### Written request
Narrow the data below down to the lines containing "которые".

Given data start

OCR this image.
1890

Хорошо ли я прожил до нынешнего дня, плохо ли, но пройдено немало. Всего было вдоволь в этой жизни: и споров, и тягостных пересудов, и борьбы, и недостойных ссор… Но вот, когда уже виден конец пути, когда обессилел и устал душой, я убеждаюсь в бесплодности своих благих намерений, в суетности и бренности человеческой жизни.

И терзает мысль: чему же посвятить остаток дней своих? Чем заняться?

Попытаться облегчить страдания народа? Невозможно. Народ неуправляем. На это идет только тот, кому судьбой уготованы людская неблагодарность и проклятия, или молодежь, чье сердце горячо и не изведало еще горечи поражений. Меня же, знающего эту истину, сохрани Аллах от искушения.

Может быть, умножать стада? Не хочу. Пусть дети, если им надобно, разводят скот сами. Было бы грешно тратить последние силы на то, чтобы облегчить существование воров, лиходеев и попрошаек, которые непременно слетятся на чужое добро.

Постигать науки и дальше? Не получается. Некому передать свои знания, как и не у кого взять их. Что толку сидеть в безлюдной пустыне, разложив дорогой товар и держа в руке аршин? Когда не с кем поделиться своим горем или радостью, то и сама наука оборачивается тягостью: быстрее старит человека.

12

Given data end
Given data start

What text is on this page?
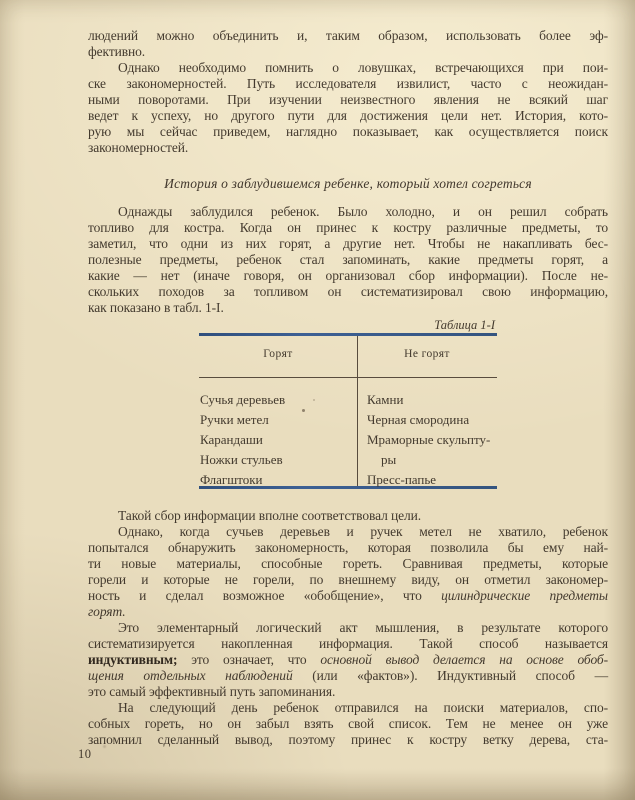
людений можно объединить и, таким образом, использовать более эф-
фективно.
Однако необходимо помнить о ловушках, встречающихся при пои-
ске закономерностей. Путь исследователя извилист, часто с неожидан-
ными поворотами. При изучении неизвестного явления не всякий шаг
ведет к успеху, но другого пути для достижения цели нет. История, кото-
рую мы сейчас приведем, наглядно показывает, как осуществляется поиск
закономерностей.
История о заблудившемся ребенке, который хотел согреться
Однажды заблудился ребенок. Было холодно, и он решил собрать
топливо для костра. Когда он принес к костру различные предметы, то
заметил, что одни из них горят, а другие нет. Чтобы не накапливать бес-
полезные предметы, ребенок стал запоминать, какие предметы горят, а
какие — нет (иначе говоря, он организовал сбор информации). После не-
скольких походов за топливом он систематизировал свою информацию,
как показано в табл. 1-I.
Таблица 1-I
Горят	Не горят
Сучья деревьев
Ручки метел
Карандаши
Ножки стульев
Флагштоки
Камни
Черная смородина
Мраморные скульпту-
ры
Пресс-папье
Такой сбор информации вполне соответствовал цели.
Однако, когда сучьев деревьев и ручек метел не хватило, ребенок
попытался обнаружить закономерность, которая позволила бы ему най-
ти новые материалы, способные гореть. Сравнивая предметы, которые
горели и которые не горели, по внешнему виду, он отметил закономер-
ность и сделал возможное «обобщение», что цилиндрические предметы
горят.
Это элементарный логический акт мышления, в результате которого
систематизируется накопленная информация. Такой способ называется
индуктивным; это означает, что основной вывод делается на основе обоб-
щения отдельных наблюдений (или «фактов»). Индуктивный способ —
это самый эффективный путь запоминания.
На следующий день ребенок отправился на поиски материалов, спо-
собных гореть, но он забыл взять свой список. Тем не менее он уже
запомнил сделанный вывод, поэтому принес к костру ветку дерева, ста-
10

Given data end

### Task response
Может быть, умножать стада? Не хочу. Пусть дети, если им надобно, разводят скот сами. Было бы грешно тратить последние силы на то, чтобы облегчить существование воров, лиходеев и попрошаек, которые непременно слетятся на чужое добро.
ти новые материалы, способные гореть. Сравнивая предметы, которые
горели и которые не горели, по внешнему виду, он отметил закономер-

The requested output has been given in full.